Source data
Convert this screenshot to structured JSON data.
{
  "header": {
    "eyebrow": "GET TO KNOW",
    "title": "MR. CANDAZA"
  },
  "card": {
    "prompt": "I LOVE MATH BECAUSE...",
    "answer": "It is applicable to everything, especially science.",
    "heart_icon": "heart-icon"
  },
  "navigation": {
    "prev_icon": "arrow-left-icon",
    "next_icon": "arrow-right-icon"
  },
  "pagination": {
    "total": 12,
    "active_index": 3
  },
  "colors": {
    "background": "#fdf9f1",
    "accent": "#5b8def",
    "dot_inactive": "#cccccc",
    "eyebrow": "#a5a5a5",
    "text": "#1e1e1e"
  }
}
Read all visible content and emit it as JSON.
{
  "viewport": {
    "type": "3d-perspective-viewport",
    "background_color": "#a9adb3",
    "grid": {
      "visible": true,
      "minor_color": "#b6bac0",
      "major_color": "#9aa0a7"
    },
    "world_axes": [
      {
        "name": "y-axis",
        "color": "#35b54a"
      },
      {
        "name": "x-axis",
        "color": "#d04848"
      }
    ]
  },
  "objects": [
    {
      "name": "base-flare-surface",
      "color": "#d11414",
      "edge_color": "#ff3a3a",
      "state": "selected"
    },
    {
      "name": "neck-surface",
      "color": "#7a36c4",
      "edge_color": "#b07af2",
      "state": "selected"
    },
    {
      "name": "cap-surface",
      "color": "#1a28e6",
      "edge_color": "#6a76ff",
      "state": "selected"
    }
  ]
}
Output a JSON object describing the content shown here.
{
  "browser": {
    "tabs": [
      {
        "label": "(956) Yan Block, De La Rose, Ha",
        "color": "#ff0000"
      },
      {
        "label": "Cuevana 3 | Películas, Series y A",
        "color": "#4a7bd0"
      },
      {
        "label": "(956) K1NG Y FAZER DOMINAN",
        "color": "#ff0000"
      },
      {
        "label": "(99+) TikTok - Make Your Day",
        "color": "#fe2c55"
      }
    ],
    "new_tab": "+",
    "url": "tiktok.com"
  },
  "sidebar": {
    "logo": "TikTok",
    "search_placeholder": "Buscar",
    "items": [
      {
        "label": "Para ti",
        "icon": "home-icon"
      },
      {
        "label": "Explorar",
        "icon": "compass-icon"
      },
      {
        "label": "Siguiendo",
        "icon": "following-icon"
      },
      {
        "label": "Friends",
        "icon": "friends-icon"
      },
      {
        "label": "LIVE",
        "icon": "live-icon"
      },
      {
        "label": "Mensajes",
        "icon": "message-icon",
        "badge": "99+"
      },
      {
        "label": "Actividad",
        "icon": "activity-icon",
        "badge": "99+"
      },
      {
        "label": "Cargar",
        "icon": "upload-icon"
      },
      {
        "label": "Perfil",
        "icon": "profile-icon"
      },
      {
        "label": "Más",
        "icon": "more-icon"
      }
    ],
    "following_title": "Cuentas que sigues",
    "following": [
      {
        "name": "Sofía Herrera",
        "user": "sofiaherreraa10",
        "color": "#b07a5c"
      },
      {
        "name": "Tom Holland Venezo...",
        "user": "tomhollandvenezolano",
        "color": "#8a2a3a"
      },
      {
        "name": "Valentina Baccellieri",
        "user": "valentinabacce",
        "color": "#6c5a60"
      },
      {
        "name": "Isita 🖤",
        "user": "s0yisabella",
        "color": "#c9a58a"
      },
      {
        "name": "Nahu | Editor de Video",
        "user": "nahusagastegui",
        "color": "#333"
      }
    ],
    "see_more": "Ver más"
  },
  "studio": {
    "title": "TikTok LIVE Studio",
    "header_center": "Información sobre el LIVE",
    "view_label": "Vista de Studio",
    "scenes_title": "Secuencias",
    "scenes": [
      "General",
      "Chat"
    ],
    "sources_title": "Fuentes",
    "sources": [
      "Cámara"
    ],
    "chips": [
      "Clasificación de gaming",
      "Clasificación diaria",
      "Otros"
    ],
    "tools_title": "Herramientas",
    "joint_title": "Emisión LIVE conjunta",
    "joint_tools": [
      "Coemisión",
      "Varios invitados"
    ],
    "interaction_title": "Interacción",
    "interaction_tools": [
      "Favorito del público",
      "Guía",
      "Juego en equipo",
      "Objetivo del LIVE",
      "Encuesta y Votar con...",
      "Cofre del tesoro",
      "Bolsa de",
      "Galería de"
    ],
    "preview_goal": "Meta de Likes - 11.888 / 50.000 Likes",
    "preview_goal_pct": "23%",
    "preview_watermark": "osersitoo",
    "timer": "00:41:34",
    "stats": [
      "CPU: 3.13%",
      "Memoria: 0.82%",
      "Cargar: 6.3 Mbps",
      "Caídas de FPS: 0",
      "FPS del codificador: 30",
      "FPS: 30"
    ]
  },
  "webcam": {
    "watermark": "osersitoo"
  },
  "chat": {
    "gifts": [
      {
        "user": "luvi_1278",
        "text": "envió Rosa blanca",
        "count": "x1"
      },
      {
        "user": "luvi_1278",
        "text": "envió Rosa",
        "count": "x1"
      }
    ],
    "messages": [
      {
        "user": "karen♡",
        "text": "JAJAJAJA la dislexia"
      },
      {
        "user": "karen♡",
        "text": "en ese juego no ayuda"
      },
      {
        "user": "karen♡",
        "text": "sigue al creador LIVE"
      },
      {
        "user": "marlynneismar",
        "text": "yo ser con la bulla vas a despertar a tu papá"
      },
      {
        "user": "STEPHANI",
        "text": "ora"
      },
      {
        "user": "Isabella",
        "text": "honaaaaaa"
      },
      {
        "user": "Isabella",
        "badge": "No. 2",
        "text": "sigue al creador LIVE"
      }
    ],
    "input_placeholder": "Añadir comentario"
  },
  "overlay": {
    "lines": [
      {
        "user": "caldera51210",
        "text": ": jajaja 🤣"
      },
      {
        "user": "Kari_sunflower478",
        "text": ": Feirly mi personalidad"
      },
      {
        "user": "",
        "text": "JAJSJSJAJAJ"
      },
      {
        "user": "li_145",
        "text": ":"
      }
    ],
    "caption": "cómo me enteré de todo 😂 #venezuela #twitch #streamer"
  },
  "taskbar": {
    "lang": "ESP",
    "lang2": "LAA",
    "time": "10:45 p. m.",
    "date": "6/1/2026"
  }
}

What is required> Identify every line above that includes the word "viewport", and show those lines.

Finished answer>
  "viewport": {
    "type": "3d-perspective-viewport",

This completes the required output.